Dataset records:

--- start ---

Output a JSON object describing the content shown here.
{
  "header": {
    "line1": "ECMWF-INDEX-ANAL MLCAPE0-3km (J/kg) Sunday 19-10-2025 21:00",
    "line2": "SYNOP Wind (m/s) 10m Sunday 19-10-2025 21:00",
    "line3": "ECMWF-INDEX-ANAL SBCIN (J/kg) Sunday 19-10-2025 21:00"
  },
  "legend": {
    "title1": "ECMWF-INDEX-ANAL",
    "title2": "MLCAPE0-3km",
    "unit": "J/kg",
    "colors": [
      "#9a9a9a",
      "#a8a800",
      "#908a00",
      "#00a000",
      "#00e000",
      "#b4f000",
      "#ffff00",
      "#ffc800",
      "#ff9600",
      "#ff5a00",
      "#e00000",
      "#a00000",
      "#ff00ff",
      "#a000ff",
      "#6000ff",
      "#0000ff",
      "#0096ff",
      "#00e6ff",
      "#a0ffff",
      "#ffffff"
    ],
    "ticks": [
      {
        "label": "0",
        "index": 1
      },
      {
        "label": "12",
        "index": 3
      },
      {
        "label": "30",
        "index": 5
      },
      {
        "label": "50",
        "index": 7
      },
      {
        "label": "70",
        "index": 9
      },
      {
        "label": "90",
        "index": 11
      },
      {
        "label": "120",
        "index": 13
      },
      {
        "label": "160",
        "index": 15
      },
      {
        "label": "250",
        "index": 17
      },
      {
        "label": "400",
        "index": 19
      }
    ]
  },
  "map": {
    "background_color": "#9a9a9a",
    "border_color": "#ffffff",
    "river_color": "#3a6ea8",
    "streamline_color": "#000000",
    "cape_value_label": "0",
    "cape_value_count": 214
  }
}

--- end ---

Determine the number of lines in the data that contain "Sunday" as a word or string, and state only that number.

== Completed exercise ==
3